[Entries from a dataset]
┌────────

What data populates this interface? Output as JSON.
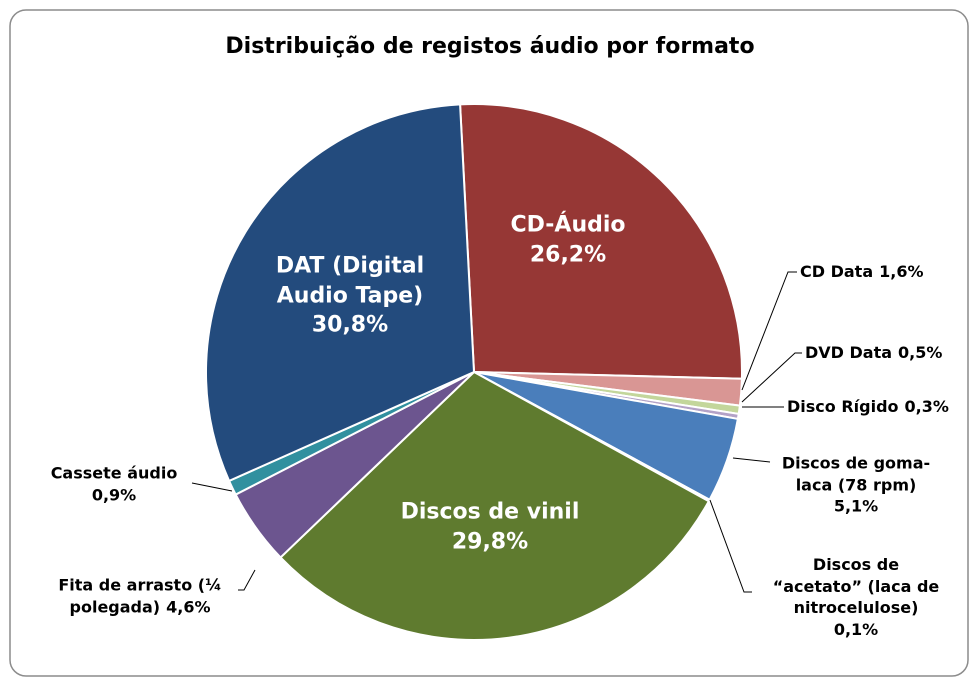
{
  "chart_data": {
    "type": "pie",
    "title": "Distribuição de registos áudio por formato",
    "categories": [
      "CD-Áudio",
      "CD Data",
      "DVD Data",
      "Disco Rígido",
      "Discos de goma-laca (78 rpm)",
      "Discos de “acetato” (laca de nitrocelulose)",
      "Discos de vinil",
      "Fita de arrasto (¼ polegada)",
      "Cassete áudio",
      "DAT (Digital Audio Tape)"
    ],
    "values": [
      26.2,
      1.6,
      0.5,
      0.3,
      5.1,
      0.1,
      29.8,
      4.6,
      0.9,
      30.8
    ],
    "value_labels": [
      "26,2%",
      "1,6%",
      "0,5%",
      "0,3%",
      "5,1%",
      "0,1%",
      "29,8%",
      "4,6%",
      "0,9%",
      "30,8%"
    ],
    "colors": [
      "#963735",
      "#d99694",
      "#c3d69b",
      "#b3a2c7",
      "#4a7ebb",
      "#8eb4e3",
      "#5f7b2f",
      "#6c558f",
      "#31909f",
      "#234b7d"
    ]
  }
}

└────────

### Problem statement:
Copy each line containing the word "Discos" from the data.

### Exercise answer:
      "Discos de goma-laca (78 rpm)",
      "Discos de “acetato” (laca de nitrocelulose)",
      "Discos de vinil",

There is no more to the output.